* _What the exercise asks_: The records are to be restated in their entirety, word for word.
########
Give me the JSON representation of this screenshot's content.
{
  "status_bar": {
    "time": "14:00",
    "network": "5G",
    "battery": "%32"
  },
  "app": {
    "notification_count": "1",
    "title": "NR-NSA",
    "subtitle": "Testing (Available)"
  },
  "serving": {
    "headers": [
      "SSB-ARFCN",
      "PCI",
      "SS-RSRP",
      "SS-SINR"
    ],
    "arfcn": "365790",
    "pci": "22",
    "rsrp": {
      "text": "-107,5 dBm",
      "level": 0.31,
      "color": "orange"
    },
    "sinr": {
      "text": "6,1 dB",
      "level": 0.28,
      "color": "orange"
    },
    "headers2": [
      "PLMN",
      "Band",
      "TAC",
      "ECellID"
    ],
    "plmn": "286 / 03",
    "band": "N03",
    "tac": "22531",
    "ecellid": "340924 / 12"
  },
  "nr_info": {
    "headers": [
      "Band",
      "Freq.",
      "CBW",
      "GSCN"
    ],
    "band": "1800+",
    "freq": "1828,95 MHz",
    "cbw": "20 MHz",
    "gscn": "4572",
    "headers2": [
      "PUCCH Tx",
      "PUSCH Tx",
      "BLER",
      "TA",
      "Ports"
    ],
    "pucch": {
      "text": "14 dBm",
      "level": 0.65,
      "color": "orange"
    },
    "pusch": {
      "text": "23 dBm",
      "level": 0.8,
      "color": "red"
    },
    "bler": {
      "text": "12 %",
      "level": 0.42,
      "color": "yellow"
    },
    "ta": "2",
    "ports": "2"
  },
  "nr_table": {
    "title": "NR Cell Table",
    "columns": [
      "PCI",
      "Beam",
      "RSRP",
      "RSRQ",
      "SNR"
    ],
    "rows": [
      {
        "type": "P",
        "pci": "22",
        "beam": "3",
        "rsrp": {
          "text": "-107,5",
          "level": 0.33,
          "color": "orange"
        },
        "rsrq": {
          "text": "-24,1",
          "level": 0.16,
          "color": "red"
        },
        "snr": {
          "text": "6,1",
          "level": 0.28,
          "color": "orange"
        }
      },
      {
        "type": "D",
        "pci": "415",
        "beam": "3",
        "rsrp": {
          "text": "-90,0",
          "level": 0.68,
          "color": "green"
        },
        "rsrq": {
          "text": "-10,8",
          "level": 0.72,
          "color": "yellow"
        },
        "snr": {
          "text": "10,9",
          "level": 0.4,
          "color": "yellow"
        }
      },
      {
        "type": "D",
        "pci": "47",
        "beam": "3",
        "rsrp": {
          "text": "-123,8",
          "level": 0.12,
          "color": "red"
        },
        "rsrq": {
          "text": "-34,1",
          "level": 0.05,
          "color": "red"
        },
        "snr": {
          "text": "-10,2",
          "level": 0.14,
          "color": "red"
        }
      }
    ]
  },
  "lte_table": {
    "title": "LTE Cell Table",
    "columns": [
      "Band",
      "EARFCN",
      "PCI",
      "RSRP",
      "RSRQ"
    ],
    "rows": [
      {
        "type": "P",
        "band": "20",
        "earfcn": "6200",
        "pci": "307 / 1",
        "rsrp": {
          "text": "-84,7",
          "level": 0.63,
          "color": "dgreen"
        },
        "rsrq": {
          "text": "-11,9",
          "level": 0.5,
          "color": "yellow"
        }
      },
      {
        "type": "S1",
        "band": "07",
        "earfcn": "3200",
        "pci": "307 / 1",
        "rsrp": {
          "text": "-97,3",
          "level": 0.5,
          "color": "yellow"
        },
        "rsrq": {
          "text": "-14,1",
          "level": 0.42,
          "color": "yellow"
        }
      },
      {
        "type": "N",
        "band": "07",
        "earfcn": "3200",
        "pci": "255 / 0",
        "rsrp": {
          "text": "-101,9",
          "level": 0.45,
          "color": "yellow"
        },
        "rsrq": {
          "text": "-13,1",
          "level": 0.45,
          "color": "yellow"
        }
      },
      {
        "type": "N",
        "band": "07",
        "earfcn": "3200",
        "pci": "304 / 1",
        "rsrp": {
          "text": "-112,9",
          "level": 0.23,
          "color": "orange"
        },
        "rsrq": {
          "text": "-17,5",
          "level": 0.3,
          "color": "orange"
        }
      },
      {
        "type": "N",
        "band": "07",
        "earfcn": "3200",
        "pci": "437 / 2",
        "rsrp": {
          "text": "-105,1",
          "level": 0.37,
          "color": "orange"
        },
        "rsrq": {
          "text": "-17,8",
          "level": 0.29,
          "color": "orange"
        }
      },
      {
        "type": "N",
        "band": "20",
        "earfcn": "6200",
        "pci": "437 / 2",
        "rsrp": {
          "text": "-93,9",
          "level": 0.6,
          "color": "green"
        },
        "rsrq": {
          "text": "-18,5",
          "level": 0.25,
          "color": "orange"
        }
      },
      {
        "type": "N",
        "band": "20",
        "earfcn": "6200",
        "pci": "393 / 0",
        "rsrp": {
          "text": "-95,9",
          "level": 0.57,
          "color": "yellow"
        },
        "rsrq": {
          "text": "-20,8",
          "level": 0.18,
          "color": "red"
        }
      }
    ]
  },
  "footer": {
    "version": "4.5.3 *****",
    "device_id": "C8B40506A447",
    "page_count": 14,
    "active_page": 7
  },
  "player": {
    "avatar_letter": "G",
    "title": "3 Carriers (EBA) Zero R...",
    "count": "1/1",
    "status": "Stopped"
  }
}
########
* _Complete output_:
Give me the JSON representation of this screenshot's content.
{
  "status_bar": {
    "time": "14:00",
    "network": "5G",
    "battery": "%32"
  },
  "app": {
    "notification_count": "1",
    "title": "NR-NSA",
    "subtitle": "Testing (Available)"
  },
  "serving": {
    "headers": [
      "SSB-ARFCN",
      "PCI",
      "SS-RSRP",
      "SS-SINR"
    ],
    "arfcn": "365790",
    "pci": "22",
    "rsrp": {
      "text": "-107,5 dBm",
      "level": 0.31,
      "color": "orange"
    },
    "sinr": {
      "text": "6,1 dB",
      "level": 0.28,
      "color": "orange"
    },
    "headers2": [
      "PLMN",
      "Band",
      "TAC",
      "ECellID"
    ],
    "plmn": "286 / 03",
    "band": "N03",
    "tac": "22531",
    "ecellid": "340924 / 12"
  },
  "nr_info": {
    "headers": [
      "Band",
      "Freq.",
      "CBW",
      "GSCN"
    ],
    "band": "1800+",
    "freq": "1828,95 MHz",
    "cbw": "20 MHz",
    "gscn": "4572",
    "headers2": [
      "PUCCH Tx",
      "PUSCH Tx",
      "BLER",
      "TA",
      "Ports"
    ],
    "pucch": {
      "text": "14 dBm",
      "level": 0.65,
      "color": "orange"
    },
    "pusch": {
      "text": "23 dBm",
      "level": 0.8,
      "color": "red"
    },
    "bler": {
      "text": "12 %",
      "level": 0.42,
      "color": "yellow"
    },
    "ta": "2",
    "ports": "2"
  },
  "nr_table": {
    "title": "NR Cell Table",
    "columns": [
      "PCI",
      "Beam",
      "RSRP",
      "RSRQ",
      "SNR"
    ],
    "rows": [
      {
        "type": "P",
        "pci": "22",
        "beam": "3",
        "rsrp": {
          "text": "-107,5",
          "level": 0.33,
          "color": "orange"
        },
        "rsrq": {
          "text": "-24,1",
          "level": 0.16,
          "color": "red"
        },
        "snr": {
          "text": "6,1",
          "level": 0.28,
          "color": "orange"
        }
      },
      {
        "type": "D",
        "pci": "415",
        "beam": "3",
        "rsrp": {
          "text": "-90,0",
          "level": 0.68,
          "color": "green"
        },
        "rsrq": {
          "text": "-10,8",
          "level": 0.72,
          "color": "yellow"
        },
        "snr": {
          "text": "10,9",
          "level": 0.4,
          "color": "yellow"
        }
      },
      {
        "type": "D",
        "pci": "47",
        "beam": "3",
        "rsrp": {
          "text": "-123,8",
          "level": 0.12,
          "color": "red"
        },
        "rsrq": {
          "text": "-34,1",
          "level": 0.05,
          "color": "red"
        },
        "snr": {
          "text": "-10,2",
          "level": 0.14,
          "color": "red"
        }
      }
    ]
  },
  "lte_table": {
    "title": "LTE Cell Table",
    "columns": [
      "Band",
      "EARFCN",
      "PCI",
      "RSRP",
      "RSRQ"
    ],
    "rows": [
      {
        "type": "P",
        "band": "20",
        "earfcn": "6200",
        "pci": "307 / 1",
        "rsrp": {
          "text": "-84,7",
          "level": 0.63,
          "color": "dgreen"
        },
        "rsrq": {
          "text": "-11,9",
          "level": 0.5,
          "color": "yellow"
        }
      },
      {
        "type": "S1",
        "band": "07",
        "earfcn": "3200",
        "pci": "307 / 1",
        "rsrp": {
          "text": "-97,3",
          "level": 0.5,
          "color": "yellow"
        },
        "rsrq": {
          "text": "-14,1",
          "level": 0.42,
          "color": "yellow"
        }
      },
      {
        "type": "N",
        "band": "07",
        "earfcn": "3200",
        "pci": "255 / 0",
        "rsrp": {
          "text": "-101,9",
          "level": 0.45,
          "color": "yellow"
        },
        "rsrq": {
          "text": "-13,1",
          "level": 0.45,
          "color": "yellow"
        }
      },
      {
        "type": "N",
        "band": "07",
        "earfcn": "3200",
        "pci": "304 / 1",
        "rsrp": {
          "text": "-112,9",
          "level": 0.23,
          "color": "orange"
        },
        "rsrq": {
          "text": "-17,5",
          "level": 0.3,
          "color": "orange"
        }
      },
      {
        "type": "N",
        "band": "07",
        "earfcn": "3200",
        "pci": "437 / 2",
        "rsrp": {
          "text": "-105,1",
          "level": 0.37,
          "color": "orange"
        },
        "rsrq": {
          "text": "-17,8",
          "level": 0.29,
          "color": "orange"
        }
      },
      {
        "type": "N",
        "band": "20",
        "earfcn": "6200",
        "pci": "437 / 2",
        "rsrp": {
          "text": "-93,9",
          "level": 0.6,
          "color": "green"
        },
        "rsrq": {
          "text": "-18,5",
          "level": 0.25,
          "color": "orange"
        }
      },
      {
        "type": "N",
        "band": "20",
        "earfcn": "6200",
        "pci": "393 / 0",
        "rsrp": {
          "text": "-95,9",
          "level": 0.57,
          "color": "yellow"
        },
        "rsrq": {
          "text": "-20,8",
          "level": 0.18,
          "color": "red"
        }
      }
    ]
  },
  "footer": {
    "version": "4.5.3 *****",
    "device_id": "C8B40506A447",
    "page_count": 14,
    "active_page": 7
  },
  "player": {
    "avatar_letter": "G",
    "title": "3 Carriers (EBA) Zero R...",
    "count": "1/1",
    "status": "Stopped"
  }
}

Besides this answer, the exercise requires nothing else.